§ TASK STATEMENT: Write the records out again exactly, leaving no images in.
--- --- ---
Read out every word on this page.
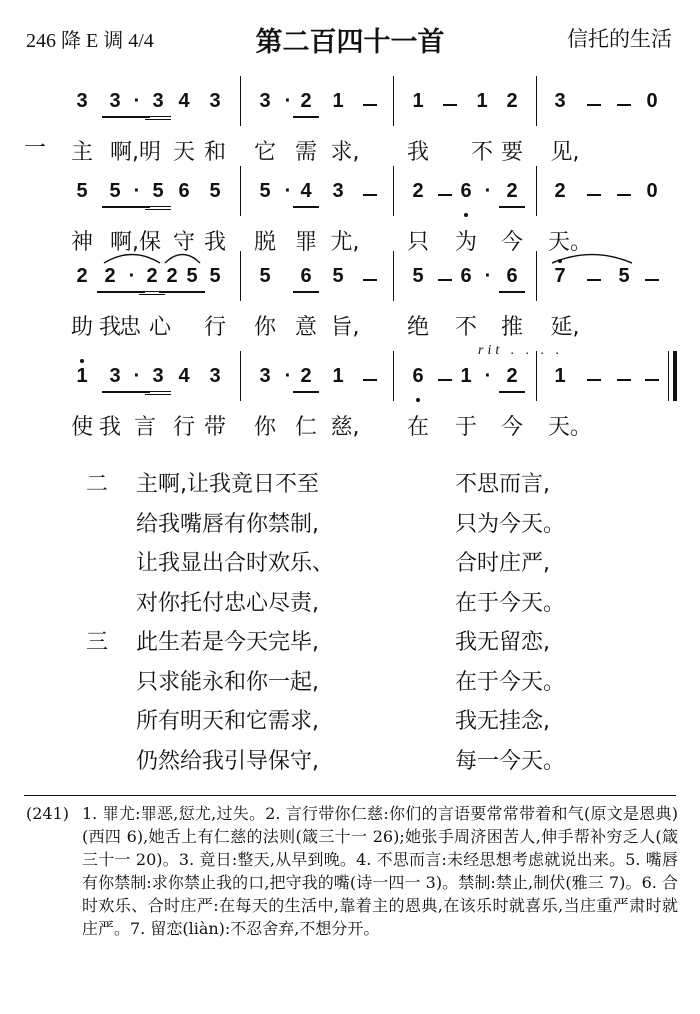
246 降 E 调 4/4	第二百四十一首	信托的生活
一
3	3 · 3 4 3	3 · 2	1	1	1 2	3	0
主 啊,明 天 和	它 需 求,	我	不 要	见,
5	5 · 5 6 5	5 · 4	3	2	6 · 2	2	0
神 啊,保 守 我	脱 罪 尤,	只	为	今	天。
2 2 · 2 2 5 5	5	6	5	5	6 · 6	7	5
助 我
忠 心	行	你 意 旨,	绝	不	推	延,
1	3 · 3 4 3	3 · 2	1	6	1 · 2	1
使 我 言 行 带	你 仁 慈,	在	于	今	天。
rit . . . .
二 主啊,让我竟日不至	不思而言,
给我嘴唇有你禁制,	只为今天。
让我显出合时欢乐、	合时庄严,
对你托付忠心尽责,	在于今天。
三 此生若是今天完毕,	我无留恋,
只求能永和你一起,	在于今天。
所有明天和它需求,	我无挂念,
仍然给我引导保守,	每一今天。
(241) 1. 罪尤:罪恶,愆尤,过失。2. 言行带你仁慈:你们的言语要常常带着和气(原文是恩典)(西四 6),她舌上有仁慈的法则(箴三十一 26);她张手周济困苦人,伸手帮补穷乏人(箴三十一 20)。3. 竟日:整天,从早到晚。4. 不思而言:未经思想考虑就说出来。5. 嘴唇有你禁制:求你禁止我的口,把守我的嘴(诗一四一 3)。禁制:禁止,制伏(雅三 7)。6. 合时欢乐、合时庄严:在每天的生活中,靠着主的恩典,在该乐时就喜乐,当庄重严肃时就庄严。7. 留恋(liàn):不忍舍弃,不想分开。
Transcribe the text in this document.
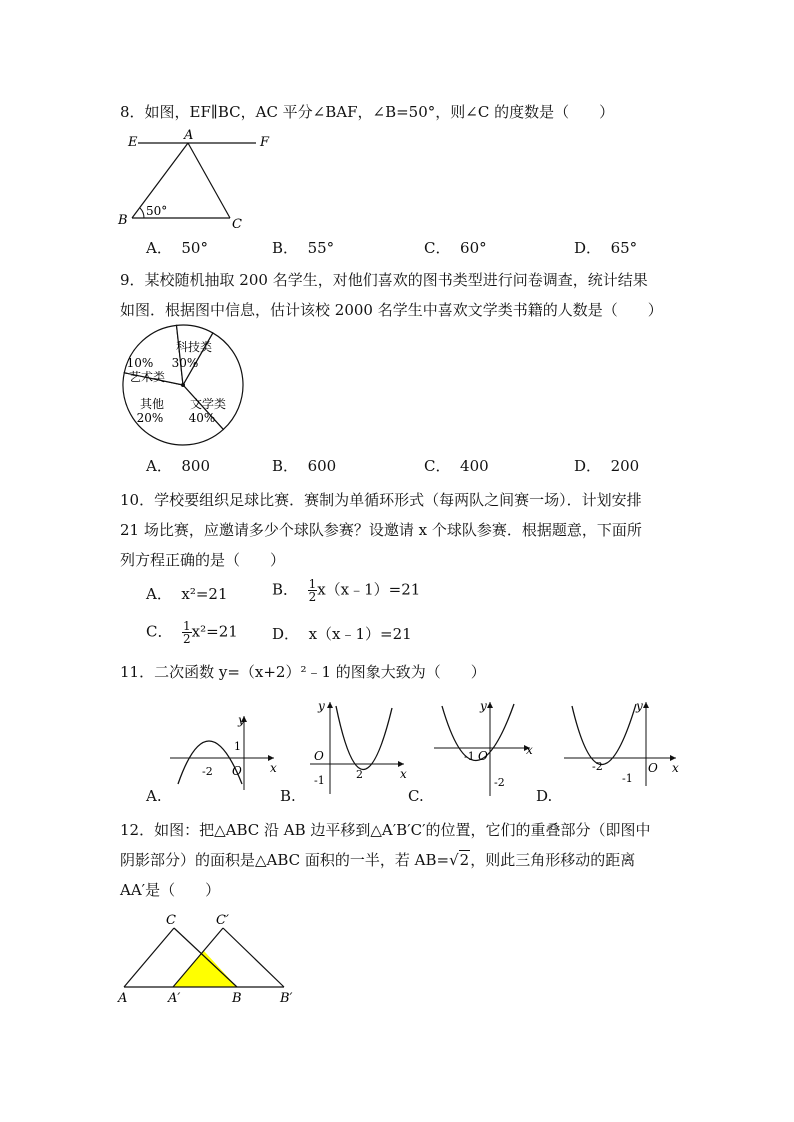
8．如图，EF∥BC，AC 平分∠BAF，∠B=50°，则∠C 的度数是（　　）
E	A	F
B	C
50°
A． 50°	B． 55°	C． 60°	D． 65°
9．某校随机抽取 200 名学生，对他们喜欢的图书类型进行问卷调查，统计结果
如图．根据图中信息，估计该校 2000 名学生中喜欢文学类书籍的人数是（　　）
科技类
30%
文学类
40%
其他
20%
10%
艺术类
A． 800	B． 600	C． 400	D． 200
10．学校要组织足球比赛．赛制为单循环形式（每两队之间赛一场）．计划安排
21 场比赛，应邀请多少个球队参赛？设邀请 x 个球队参赛．根据题意，下面所
列方程正确的是（　　）
A． x²=21	B． $\frac{1}{2}$ x（x﹣1）=21
C． $\frac{1}{2} x^2=21$ D． x（x﹣1）=21
11．二次函数 y=（x+2）²﹣1 的图象大致为（　　）
y
x
1
-2 O
A.
y
x
O
-1	2
B.
y
x
-1 O
-2
C.
y
x
-2	O
-1
D.
12．如图：把△ABC 沿 AB 边平移到△A′B′C′的位置，它们的重叠部分（即图中
阴影部分）的面积是△ABC 面积的一半，若 AB=√2，则此三角形移动的距离
AA′是（　　）
C	C′
A	A′	B	B′
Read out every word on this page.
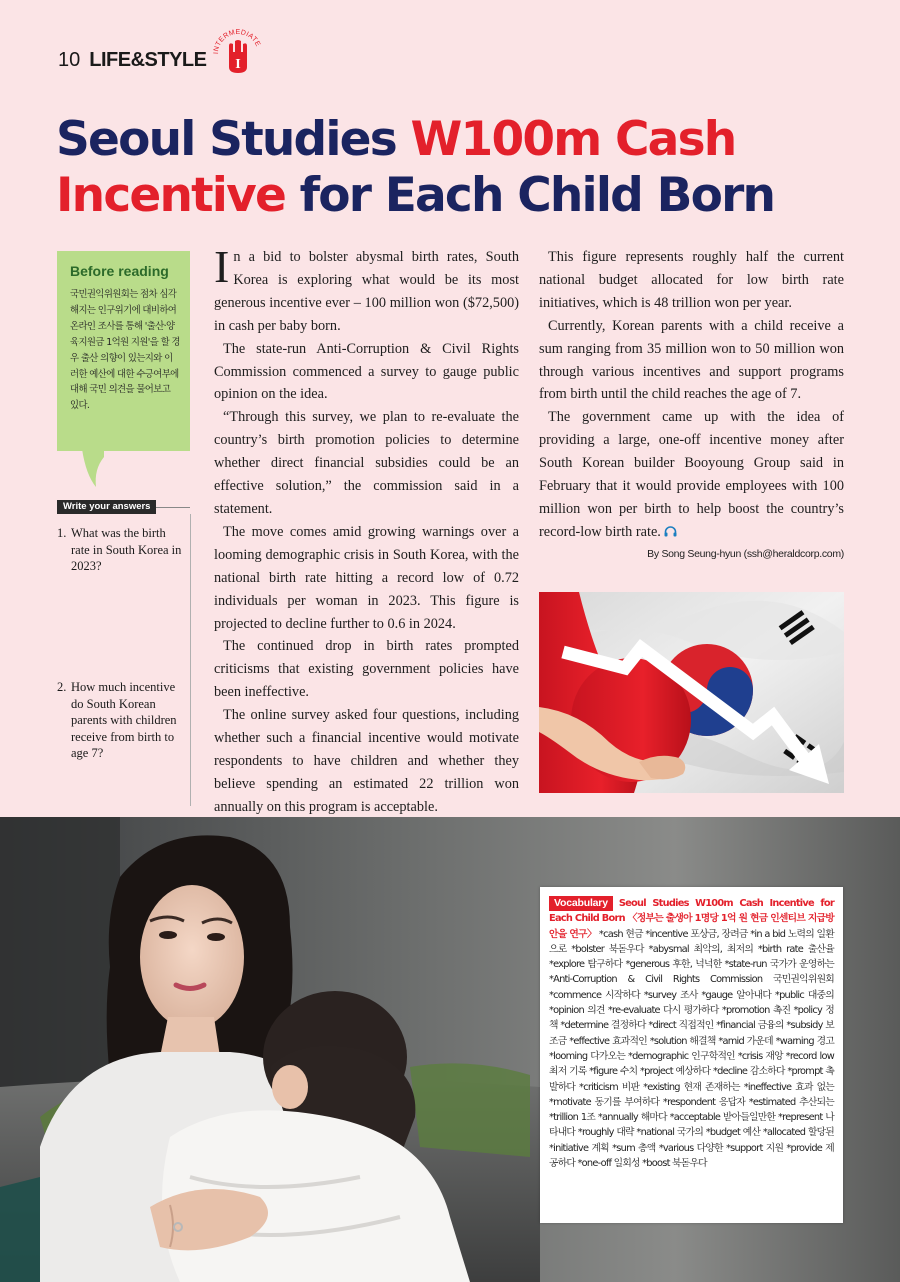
10 LIFE&STYLE INTERMEDIATE
I
Seoul Studies W100m Cash
Incentive for Each Child Born
Before reading

국민권익위원회는 점차 심각해지는 인구위기에 대비하여 온라인 조사를 통해 '출산·양육지원금 1억원 지원'을 할 경우 출산 의향이 있는지와 이러한 예산에 대한 수긍여부에 대해 국민 의견을 물어보고 있다.

Write your answers
1. What was the birth rate in South Korea in 2023?
2. How much incentive do South Korean parents with children receive from birth to age 7?

In a bid to bolster abysmal birth rates, South Korea is exploring what would be its most generous incentive ever – 100 million won ($72,500) in cash per baby born.

The state-run Anti-Corruption & Civil Rights Commission commenced a survey to gauge public opinion on the idea.

“Through this survey, we plan to re-evaluate the country’s birth promotion policies to determine whether direct financial subsidies could be an effective solution,” the commission said in a statement.

The move comes amid growing warnings over a looming demographic crisis in South Korea, with the national birth rate hitting a record low of 0.72 individuals per woman in 2023. This figure is projected to decline further to 0.6 in 2024.

The continued drop in birth rates prompted criticisms that existing government policies have been ineffective.

The online survey asked four questions, including whether such a financial incentive would motivate respondents to have children and whether they believe spending an estimated 22 trillion won annually on this program is acceptable.

This figure represents roughly half the current national budget allocated for low birth rate initiatives, which is 48 trillion won per year.

Currently, Korean parents with a child receive a sum ranging from 35 million won to 50 million won through various incentives and support programs from birth until the child reaches the age of 7.

The government came up with the idea of providing a large, one-off incentive money after South Korean builder Booyoung Group said in February that it would provide employees with 100 million won per birth to help boost the country’s record-low birth rate.

By Song Seung-hyun (ssh@heraldcorp.com)
Vocabulary Seoul Studies W100m Cash Incentive for Each Child Born 〈정부는 출생아 1명당 1억 원 현금 인센티브 지급방안을 연구〉 *cash 현금 *incentive 포상금, 장려금 *in a bid 노력의 일환으로 *bolster 북돋우다 *abysmal 최악의, 최저의 *birth rate 출산율 *explore 탐구하다 *generous 후한, 넉넉한 *state-run 국가가 운영하는 *Anti-Corruption & Civil Rights Commission 국민권익위원회 *commence 시작하다 *survey 조사 *gauge 알아내다 *public 대중의 *opinion 의견 *re-evaluate 다시 평가하다 *promotion 촉진 *policy 정책 *determine 결정하다 *direct 직접적인 *financial 금융의 *subsidy 보조금 *effective 효과적인 *solution 해결책 *amid 가운데 *warning 경고 *looming 다가오는 *demographic 인구학적인 *crisis 재앙 *record low 최저 기록 *figure 수치 *project 예상하다 *decline 감소하다 *prompt 촉발하다 *criticism 비판 *existing 현재 존재하는 *ineffective 효과 없는 *motivate 동기를 부여하다 *respondent 응답자 *estimated 추산되는 *trillion 1조 *annually 해마다 *acceptable 받아들일만한 *represent 나타내다 *roughly 대략 *national 국가의 *budget 예산 *allocated 할당된 *initiative 계획 *sum 총액 *various 다양한 *support 지원 *provide 제공하다 *one-off 일회성 *boost 북돋우다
--- --- ---
§ FULL RESPONSE:
Read out every word on this page.
246 降 E 调 4/4	第二百四十一首	信托的生活
一
3	3 · 3 4 3	3 · 2	1	1	1 2	3	0
主 啊,明 天 和	它 需 求,	我	不 要	见,
5	5 · 5 6 5	5 · 4	3	2	6 · 2	2	0
神 啊,保 守 我	脱 罪 尤,	只	为	今	天。
2 2 · 2 2 5 5	5	6	5	5	6 · 6	7	5
助 我
忠 心	行	你 意 旨,	绝	不	推	延,
1	3 · 3 4 3	3 · 2	1	6	1 · 2	1
使 我 言 行 带	你 仁 慈,	在	于	今	天。
rit . . . .
二 主啊,让我竟日不至	不思而言,
给我嘴唇有你禁制,	只为今天。
让我显出合时欢乐、	合时庄严,
对你托付忠心尽责,	在于今天。
三 此生若是今天完毕,	我无留恋,
只求能永和你一起,	在于今天。
所有明天和它需求,	我无挂念,
仍然给我引导保守,	每一今天。
(241) 1. 罪尤:罪恶,愆尤,过失。2. 言行带你仁慈:你们的言语要常常带着和气(原文是恩典)(西四 6),她舌上有仁慈的法则(箴三十一 26);她张手周济困苦人,伸手帮补穷乏人(箴三十一 20)。3. 竟日:整天,从早到晚。4. 不思而言:未经思想考虑就说出来。5. 嘴唇有你禁制:求你禁止我的口,把守我的嘴(诗一四一 3)。禁制:禁止,制伏(雅三 7)。6. 合时欢乐、合时庄严:在每天的生活中,靠着主的恩典,在该乐时就喜乐,当庄重严肃时就庄严。7. 留恋(liàn):不忍舍弃,不想分开。
Transcribe the text in this document.
8．如图，EF∥BC，AC 平分∠BAF，∠B=50°，则∠C 的度数是（　　）
E	A	F
B	C
50°
A． 50°	B． 55°	C． 60°	D． 65°
9．某校随机抽取 200 名学生，对他们喜欢的图书类型进行问卷调查，统计结果
如图．根据图中信息，估计该校 2000 名学生中喜欢文学类书籍的人数是（　　）
科技类
30%
文学类
40%
其他
20%
10%
艺术类
A． 800	B． 600	C． 400	D． 200
10．学校要组织足球比赛．赛制为单循环形式（每两队之间赛一场）．计划安排
21 场比赛，应邀请多少个球队参赛？设邀请 x 个球队参赛．根据题意，下面所
列方程正确的是（　　）
A． x²=21	B． $\frac{1}{2}$ x（x﹣1）=21
C． $\frac{1}{2} x^2=21$ D． x（x﹣1）=21
11．二次函数 y=（x+2）²﹣1 的图象大致为（　　）
y
x
1
-2 O
A.
y
x
O
-1	2
B.
y
x
-1 O
-2
C.
y
x
-2	O
-1
D.
12．如图：把△ABC 沿 AB 边平移到△A′B′C′的位置，它们的重叠部分（即图中
阴影部分）的面积是△ABC 面积的一半，若 AB=√2，则此三角形移动的距离
AA′是（　　）
C	C′
A	A′	B	B′
Read out every word on this page.
10 LIFE&STYLE INTERMEDIATE
I
Seoul Studies W100m Cash
Incentive for Each Child Born
Before reading

국민권익위원회는 점차 심각해지는 인구위기에 대비하여 온라인 조사를 통해 '출산·양육지원금 1억원 지원'을 할 경우 출산 의향이 있는지와 이러한 예산에 대한 수긍여부에 대해 국민 의견을 물어보고 있다.

Write your answers
1. What was the birth rate in South Korea in 2023?
2. How much incentive do South Korean parents with children receive from birth to age 7?

In a bid to bolster abysmal birth rates, South Korea is exploring what would be its most generous incentive ever – 100 million won ($72,500) in cash per baby born.

The state-run Anti-Corruption & Civil Rights Commission commenced a survey to gauge public opinion on the idea.

“Through this survey, we plan to re-evaluate the country’s birth promotion policies to determine whether direct financial subsidies could be an effective solution,” the commission said in a statement.

The move comes amid growing warnings over a looming demographic crisis in South Korea, with the national birth rate hitting a record low of 0.72 individuals per woman in 2023. This figure is projected to decline further to 0.6 in 2024.

The continued drop in birth rates prompted criticisms that existing government policies have been ineffective.

The online survey asked four questions, including whether such a financial incentive would motivate respondents to have children and whether they believe spending an estimated 22 trillion won annually on this program is acceptable.

This figure represents roughly half the current national budget allocated for low birth rate initiatives, which is 48 trillion won per year.

Currently, Korean parents with a child receive a sum ranging from 35 million won to 50 million won through various incentives and support programs from birth until the child reaches the age of 7.

The government came up with the idea of providing a large, one-off incentive money after South Korean builder Booyoung Group said in February that it would provide employees with 100 million won per birth to help boost the country’s record-low birth rate.

By Song Seung-hyun (ssh@heraldcorp.com)
Vocabulary Seoul Studies W100m Cash Incentive for Each Child Born 〈정부는 출생아 1명당 1억 원 현금 인센티브 지급방안을 연구〉 *cash 현금 *incentive 포상금, 장려금 *in a bid 노력의 일환으로 *bolster 북돋우다 *abysmal 최악의, 최저의 *birth rate 출산율 *explore 탐구하다 *generous 후한, 넉넉한 *state-run 국가가 운영하는 *Anti-Corruption & Civil Rights Commission 국민권익위원회 *commence 시작하다 *survey 조사 *gauge 알아내다 *public 대중의 *opinion 의견 *re-evaluate 다시 평가하다 *promotion 촉진 *policy 정책 *determine 결정하다 *direct 직접적인 *financial 금융의 *subsidy 보조금 *effective 효과적인 *solution 해결책 *amid 가운데 *warning 경고 *looming 다가오는 *demographic 인구학적인 *crisis 재앙 *record low 최저 기록 *figure 수치 *project 예상하다 *decline 감소하다 *prompt 촉발하다 *criticism 비판 *existing 현재 존재하는 *ineffective 효과 없는 *motivate 동기를 부여하다 *respondent 응답자 *estimated 추산되는 *trillion 1조 *annually 해마다 *acceptable 받아들일만한 *represent 나타내다 *roughly 대략 *national 국가의 *budget 예산 *allocated 할당된 *initiative 계획 *sum 총액 *various 다양한 *support 지원 *provide 제공하다 *one-off 일회성 *boost 북돋우다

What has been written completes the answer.